*Given task*
Give the number of lines in the data that hold the word "South", and nothing else.

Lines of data
● ● ● ● ●

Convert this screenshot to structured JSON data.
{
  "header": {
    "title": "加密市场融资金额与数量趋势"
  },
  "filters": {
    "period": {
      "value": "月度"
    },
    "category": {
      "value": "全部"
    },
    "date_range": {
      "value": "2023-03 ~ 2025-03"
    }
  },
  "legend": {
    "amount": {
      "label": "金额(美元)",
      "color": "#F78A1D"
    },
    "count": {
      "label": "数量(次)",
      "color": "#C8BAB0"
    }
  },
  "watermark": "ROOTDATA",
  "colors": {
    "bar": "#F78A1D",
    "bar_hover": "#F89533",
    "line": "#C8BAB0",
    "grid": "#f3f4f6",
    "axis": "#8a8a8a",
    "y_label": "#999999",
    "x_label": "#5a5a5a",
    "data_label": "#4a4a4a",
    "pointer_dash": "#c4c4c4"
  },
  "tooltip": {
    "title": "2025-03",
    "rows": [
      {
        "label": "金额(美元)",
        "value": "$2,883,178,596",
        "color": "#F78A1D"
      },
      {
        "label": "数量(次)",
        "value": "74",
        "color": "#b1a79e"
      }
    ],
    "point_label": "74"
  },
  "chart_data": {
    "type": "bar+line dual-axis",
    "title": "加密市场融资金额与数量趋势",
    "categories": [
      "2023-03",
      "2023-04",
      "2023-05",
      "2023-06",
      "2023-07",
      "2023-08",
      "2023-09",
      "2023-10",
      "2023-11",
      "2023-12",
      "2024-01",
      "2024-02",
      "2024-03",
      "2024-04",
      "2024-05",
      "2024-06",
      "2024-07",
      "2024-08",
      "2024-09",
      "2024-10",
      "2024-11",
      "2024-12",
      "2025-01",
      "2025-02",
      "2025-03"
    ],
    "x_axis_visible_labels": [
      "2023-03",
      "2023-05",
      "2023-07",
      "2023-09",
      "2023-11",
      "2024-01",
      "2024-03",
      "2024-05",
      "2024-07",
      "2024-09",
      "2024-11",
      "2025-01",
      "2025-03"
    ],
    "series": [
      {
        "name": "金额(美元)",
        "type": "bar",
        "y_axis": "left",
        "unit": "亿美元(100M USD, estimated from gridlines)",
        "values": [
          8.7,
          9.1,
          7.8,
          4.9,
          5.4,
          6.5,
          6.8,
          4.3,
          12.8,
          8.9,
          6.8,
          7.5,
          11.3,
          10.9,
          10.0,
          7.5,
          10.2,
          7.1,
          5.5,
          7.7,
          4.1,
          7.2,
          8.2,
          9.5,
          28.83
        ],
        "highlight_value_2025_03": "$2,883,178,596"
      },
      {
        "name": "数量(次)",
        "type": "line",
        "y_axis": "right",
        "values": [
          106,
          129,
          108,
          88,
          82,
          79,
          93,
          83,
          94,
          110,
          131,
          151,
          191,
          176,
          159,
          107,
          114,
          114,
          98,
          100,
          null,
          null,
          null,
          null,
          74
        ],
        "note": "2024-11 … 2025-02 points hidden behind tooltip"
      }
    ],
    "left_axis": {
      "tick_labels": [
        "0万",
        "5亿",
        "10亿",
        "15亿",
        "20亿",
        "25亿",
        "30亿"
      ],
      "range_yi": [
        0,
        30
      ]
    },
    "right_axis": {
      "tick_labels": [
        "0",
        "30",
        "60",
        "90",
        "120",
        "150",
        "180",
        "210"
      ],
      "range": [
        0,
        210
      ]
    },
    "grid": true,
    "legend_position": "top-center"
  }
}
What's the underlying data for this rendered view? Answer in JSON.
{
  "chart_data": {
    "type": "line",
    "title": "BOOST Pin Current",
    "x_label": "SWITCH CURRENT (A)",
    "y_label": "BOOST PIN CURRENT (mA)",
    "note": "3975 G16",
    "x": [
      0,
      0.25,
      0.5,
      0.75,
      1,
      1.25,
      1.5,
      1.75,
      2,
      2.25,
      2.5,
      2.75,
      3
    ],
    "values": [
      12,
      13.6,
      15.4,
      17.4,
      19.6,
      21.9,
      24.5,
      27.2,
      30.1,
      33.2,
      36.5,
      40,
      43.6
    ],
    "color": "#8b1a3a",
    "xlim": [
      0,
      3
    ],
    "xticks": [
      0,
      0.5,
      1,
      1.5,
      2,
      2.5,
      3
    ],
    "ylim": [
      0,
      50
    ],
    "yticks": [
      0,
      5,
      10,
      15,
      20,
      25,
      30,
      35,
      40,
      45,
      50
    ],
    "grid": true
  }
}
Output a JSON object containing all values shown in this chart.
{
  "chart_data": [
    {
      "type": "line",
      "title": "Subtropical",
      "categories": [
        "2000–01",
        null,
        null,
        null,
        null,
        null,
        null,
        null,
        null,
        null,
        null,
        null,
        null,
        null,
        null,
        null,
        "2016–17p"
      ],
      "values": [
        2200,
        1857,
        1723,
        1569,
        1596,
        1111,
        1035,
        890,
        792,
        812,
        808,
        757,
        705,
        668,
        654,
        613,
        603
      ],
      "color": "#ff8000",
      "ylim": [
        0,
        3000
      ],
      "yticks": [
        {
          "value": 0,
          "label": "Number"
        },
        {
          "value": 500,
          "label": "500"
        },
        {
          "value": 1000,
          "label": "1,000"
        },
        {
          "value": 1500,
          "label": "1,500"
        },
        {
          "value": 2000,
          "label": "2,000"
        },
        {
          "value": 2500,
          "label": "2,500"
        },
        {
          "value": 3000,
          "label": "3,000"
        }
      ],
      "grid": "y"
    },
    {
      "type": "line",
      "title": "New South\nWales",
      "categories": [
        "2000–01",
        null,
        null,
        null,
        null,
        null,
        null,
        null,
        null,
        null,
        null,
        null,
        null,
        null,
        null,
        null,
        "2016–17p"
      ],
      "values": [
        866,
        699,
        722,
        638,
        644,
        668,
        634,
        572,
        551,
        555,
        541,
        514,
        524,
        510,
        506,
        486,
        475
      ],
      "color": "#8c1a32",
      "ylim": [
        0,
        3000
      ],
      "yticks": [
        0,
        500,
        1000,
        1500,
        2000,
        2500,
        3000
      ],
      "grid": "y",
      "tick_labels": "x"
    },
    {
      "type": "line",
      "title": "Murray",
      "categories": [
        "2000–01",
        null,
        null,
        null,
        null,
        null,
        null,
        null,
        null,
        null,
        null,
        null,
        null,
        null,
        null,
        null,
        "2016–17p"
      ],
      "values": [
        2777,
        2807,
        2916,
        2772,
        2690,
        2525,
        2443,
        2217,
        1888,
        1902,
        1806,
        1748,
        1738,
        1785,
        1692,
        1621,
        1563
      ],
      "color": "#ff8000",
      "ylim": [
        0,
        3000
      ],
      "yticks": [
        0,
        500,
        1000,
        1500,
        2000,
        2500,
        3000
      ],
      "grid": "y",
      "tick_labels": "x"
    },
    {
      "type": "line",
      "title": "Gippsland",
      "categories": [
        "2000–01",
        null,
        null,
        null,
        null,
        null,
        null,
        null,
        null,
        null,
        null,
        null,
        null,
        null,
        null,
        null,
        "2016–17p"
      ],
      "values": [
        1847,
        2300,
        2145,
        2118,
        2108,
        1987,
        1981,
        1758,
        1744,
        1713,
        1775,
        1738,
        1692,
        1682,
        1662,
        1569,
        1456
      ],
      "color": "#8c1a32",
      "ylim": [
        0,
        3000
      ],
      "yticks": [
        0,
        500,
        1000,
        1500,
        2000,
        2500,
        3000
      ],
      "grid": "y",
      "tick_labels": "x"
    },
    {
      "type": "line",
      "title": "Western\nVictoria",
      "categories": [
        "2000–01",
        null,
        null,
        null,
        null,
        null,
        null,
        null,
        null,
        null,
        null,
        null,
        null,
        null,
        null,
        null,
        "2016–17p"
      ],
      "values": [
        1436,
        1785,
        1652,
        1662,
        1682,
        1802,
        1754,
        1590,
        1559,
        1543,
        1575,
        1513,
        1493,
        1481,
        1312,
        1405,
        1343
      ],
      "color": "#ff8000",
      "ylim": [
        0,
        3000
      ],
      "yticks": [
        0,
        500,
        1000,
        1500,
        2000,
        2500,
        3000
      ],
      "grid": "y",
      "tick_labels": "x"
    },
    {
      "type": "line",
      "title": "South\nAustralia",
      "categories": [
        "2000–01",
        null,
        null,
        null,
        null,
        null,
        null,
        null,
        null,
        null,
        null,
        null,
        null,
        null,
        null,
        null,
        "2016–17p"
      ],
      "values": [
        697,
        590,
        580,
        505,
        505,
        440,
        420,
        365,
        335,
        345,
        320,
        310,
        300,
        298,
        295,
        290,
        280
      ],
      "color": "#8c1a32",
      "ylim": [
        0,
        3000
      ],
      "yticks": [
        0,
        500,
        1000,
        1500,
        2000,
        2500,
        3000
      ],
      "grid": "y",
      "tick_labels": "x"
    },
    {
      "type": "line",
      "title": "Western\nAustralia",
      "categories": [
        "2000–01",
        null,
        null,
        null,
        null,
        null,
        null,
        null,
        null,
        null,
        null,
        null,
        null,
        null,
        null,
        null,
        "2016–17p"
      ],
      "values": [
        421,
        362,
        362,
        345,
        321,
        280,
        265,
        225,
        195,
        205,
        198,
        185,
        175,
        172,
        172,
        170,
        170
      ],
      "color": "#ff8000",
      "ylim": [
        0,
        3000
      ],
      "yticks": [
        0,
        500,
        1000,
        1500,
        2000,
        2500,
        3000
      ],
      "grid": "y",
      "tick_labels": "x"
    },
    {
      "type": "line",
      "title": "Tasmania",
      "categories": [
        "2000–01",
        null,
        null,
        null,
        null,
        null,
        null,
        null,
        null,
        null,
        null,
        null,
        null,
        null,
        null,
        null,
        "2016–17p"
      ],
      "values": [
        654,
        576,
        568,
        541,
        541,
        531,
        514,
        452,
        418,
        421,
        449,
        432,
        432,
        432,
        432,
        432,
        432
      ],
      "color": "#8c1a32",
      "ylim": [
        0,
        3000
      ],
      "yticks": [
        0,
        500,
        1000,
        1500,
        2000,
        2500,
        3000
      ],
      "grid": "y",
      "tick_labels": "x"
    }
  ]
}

● ● ● ● ●

*Solved problem*
2